• [What you will do]
Write out the stretch of the material from its first line through the line containing "price-annotation: $77.5k (1677, 183, 1778, 213)", reproducing each line precisely.
==== Excerpted data ====
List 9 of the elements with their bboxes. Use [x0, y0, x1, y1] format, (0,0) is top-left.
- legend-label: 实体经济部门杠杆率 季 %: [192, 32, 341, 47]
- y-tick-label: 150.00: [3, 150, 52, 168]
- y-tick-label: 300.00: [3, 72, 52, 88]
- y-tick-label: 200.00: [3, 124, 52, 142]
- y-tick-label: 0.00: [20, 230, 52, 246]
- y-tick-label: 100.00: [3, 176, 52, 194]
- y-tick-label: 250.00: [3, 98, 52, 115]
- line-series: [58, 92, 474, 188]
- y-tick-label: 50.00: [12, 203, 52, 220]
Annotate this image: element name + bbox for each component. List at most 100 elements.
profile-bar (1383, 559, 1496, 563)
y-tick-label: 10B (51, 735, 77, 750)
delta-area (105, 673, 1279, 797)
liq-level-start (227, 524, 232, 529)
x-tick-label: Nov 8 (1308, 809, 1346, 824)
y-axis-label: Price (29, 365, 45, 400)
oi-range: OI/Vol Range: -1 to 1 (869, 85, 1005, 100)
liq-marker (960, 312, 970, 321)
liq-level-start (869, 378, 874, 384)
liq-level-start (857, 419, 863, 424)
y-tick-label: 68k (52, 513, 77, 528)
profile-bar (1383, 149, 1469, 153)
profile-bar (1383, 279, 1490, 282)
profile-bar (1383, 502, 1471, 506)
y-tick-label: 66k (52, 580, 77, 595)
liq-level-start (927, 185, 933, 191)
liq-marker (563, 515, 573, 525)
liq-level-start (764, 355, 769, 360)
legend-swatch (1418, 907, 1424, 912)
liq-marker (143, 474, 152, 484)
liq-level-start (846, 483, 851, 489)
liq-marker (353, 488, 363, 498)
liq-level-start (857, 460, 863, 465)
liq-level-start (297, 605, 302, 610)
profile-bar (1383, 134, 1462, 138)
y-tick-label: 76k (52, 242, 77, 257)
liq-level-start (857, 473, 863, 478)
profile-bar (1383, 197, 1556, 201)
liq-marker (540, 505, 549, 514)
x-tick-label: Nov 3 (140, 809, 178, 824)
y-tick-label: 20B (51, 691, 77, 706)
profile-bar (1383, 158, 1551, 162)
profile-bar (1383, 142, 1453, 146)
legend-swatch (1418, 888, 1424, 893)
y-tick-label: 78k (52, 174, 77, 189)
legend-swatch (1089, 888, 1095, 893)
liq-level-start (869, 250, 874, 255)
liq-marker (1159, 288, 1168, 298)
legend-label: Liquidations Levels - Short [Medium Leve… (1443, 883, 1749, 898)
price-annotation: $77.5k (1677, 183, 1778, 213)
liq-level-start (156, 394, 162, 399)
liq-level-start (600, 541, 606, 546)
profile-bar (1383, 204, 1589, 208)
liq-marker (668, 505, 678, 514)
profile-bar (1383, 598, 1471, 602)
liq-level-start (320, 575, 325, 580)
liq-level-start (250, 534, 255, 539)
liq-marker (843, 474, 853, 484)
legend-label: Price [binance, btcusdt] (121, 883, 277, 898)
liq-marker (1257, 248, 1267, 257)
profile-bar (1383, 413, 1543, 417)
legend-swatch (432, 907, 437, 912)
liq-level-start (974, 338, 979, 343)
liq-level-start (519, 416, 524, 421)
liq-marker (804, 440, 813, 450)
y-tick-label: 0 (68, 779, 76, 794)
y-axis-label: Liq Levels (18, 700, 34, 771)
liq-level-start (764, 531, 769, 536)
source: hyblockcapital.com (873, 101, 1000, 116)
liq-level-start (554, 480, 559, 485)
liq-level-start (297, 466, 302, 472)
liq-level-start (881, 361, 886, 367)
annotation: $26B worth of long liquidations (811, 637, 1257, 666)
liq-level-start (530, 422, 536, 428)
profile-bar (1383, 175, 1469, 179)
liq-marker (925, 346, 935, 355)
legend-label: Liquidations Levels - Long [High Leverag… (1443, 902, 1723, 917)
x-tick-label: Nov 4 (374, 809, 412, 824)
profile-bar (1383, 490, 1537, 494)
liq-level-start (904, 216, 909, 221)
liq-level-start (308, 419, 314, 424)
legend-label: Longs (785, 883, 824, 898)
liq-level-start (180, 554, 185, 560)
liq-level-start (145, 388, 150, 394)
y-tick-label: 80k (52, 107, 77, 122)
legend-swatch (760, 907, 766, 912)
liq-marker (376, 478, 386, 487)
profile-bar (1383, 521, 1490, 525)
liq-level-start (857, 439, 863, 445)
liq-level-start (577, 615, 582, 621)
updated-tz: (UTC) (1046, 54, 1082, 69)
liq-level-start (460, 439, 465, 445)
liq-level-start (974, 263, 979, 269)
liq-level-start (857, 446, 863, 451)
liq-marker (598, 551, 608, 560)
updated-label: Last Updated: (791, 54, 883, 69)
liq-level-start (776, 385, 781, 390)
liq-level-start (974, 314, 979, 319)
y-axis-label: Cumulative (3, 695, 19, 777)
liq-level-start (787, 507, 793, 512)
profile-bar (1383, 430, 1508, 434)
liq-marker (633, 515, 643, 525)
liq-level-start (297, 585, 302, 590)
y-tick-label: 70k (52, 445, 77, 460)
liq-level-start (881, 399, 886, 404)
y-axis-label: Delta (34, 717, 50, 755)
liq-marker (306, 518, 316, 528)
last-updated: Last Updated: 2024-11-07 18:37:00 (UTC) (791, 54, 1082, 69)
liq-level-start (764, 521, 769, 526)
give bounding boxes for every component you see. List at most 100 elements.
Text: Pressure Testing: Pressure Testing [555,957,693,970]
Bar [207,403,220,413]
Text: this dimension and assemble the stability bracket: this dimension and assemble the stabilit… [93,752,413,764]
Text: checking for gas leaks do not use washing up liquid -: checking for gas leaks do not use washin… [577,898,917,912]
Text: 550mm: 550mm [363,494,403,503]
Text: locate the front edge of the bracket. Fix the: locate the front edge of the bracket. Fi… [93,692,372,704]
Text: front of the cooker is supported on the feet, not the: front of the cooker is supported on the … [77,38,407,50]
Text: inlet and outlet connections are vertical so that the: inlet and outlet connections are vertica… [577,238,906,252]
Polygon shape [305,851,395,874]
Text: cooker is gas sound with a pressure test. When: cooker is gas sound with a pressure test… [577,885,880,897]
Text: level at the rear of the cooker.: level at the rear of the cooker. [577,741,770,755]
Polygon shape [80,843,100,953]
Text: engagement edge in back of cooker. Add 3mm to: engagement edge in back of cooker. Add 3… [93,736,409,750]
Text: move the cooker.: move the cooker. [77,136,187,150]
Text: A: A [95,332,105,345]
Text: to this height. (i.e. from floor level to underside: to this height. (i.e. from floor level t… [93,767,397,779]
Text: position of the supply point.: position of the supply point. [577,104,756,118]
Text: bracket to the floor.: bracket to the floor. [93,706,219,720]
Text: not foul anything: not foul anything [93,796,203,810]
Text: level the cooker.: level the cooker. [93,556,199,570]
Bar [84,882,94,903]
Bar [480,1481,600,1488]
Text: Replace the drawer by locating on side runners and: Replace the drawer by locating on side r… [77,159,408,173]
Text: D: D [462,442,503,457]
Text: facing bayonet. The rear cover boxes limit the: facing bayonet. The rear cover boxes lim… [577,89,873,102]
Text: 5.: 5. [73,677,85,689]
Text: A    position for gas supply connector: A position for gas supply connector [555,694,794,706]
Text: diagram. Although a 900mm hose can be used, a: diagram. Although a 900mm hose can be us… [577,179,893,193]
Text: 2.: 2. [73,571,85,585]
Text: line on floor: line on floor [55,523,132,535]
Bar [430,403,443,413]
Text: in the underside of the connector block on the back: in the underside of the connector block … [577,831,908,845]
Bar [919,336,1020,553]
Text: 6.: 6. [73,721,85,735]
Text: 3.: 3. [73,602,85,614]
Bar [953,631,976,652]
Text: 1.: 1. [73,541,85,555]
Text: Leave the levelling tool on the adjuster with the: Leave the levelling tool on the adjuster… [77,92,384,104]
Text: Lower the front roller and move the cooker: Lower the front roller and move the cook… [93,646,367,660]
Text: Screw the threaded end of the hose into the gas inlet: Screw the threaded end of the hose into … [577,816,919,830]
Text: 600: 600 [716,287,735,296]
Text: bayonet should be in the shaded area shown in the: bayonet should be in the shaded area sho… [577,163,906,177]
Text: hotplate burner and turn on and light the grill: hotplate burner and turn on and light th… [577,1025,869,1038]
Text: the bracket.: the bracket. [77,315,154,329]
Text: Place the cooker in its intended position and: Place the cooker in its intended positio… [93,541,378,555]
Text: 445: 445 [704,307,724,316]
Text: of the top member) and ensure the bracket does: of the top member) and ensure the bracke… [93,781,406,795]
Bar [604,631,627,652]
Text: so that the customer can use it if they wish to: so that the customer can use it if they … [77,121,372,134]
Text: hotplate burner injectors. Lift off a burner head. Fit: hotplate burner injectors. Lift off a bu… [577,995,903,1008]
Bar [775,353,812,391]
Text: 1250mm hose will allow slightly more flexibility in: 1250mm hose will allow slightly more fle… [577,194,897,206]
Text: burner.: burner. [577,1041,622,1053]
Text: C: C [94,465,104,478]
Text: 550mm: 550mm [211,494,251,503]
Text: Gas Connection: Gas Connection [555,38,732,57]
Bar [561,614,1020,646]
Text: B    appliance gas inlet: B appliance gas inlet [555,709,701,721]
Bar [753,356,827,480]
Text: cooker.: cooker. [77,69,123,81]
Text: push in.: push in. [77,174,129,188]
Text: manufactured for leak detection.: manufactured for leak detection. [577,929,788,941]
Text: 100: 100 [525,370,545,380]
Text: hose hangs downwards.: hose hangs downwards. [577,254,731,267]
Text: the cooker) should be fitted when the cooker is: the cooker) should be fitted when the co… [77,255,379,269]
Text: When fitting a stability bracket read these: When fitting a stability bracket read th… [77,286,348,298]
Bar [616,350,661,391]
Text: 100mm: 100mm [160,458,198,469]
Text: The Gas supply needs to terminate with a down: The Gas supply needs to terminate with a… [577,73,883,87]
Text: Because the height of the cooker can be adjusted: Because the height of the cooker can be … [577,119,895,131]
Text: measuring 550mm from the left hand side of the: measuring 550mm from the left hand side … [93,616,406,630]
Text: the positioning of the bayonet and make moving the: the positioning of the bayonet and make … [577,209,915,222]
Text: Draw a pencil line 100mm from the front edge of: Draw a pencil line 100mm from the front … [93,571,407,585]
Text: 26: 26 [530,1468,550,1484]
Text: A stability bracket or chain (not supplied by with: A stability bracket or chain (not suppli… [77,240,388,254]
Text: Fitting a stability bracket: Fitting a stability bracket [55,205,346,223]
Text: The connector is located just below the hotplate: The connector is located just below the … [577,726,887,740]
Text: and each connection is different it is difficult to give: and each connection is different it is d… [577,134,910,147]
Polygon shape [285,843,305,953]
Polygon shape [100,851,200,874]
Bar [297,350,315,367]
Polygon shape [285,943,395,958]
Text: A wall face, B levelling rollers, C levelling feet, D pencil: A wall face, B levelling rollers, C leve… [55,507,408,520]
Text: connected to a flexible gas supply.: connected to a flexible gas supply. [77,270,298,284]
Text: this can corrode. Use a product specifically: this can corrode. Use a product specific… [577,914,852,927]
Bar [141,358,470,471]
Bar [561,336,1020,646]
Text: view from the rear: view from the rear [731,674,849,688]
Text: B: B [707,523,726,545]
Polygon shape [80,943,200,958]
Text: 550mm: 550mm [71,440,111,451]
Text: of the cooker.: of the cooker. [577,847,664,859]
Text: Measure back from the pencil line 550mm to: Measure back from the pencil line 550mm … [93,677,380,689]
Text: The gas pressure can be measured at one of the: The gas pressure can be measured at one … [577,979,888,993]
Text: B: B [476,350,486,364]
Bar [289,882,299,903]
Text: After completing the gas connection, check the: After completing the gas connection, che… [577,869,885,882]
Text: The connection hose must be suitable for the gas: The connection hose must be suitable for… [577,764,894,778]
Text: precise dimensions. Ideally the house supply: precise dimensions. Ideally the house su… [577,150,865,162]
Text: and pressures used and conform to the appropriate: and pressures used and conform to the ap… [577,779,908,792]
====
• [Task response]
List 9 of the elements with their bboxes. Use [x0, y0, x1, y1] format, (0,0) is top-left.
- legend-label: 实体经济部门杠杆率 季 %: [192, 32, 341, 47]
- y-tick-label: 150.00: [3, 150, 52, 168]
- y-tick-label: 300.00: [3, 72, 52, 88]
- y-tick-label: 200.00: [3, 124, 52, 142]
- y-tick-label: 0.00: [20, 230, 52, 246]
- y-tick-label: 100.00: [3, 176, 52, 194]
- y-tick-label: 250.00: [3, 98, 52, 115]
- line-series: [58, 92, 474, 188]
- y-tick-label: 50.00: [12, 203, 52, 220]
Annotate this image: element name + bbox for each component. List at most 100 elements.
profile-bar (1383, 559, 1496, 563)
y-tick-label: 10B (51, 735, 77, 750)
delta-area (105, 673, 1279, 797)
liq-level-start (227, 524, 232, 529)
x-tick-label: Nov 8 (1308, 809, 1346, 824)
y-axis-label: Price (29, 365, 45, 400)
oi-range: OI/Vol Range: -1 to 1 (869, 85, 1005, 100)
liq-marker (960, 312, 970, 321)
liq-level-start (869, 378, 874, 384)
liq-level-start (857, 419, 863, 424)
y-tick-label: 68k (52, 513, 77, 528)
profile-bar (1383, 149, 1469, 153)
profile-bar (1383, 279, 1490, 282)
profile-bar (1383, 502, 1471, 506)
y-tick-label: 66k (52, 580, 77, 595)
liq-level-start (927, 185, 933, 191)
liq-marker (563, 515, 573, 525)
liq-level-start (764, 355, 769, 360)
legend-swatch (1418, 907, 1424, 912)
liq-marker (143, 474, 152, 484)
liq-level-start (846, 483, 851, 489)
liq-marker (353, 488, 363, 498)
liq-level-start (857, 460, 863, 465)
liq-level-start (297, 605, 302, 610)
profile-bar (1383, 134, 1462, 138)
y-tick-label: 76k (52, 242, 77, 257)
liq-level-start (857, 473, 863, 478)
profile-bar (1383, 197, 1556, 201)
liq-marker (540, 505, 549, 514)
x-tick-label: Nov 3 (140, 809, 178, 824)
y-tick-label: 20B (51, 691, 77, 706)
profile-bar (1383, 158, 1551, 162)
profile-bar (1383, 142, 1453, 146)
legend-swatch (1418, 888, 1424, 893)
y-tick-label: 78k (52, 174, 77, 189)
legend-swatch (1089, 888, 1095, 893)
liq-level-start (869, 250, 874, 255)
liq-marker (1159, 288, 1168, 298)
legend-label: Liquidations Levels - Short [Medium Leve… (1443, 883, 1749, 898)
price-annotation: $77.5k (1677, 183, 1778, 213)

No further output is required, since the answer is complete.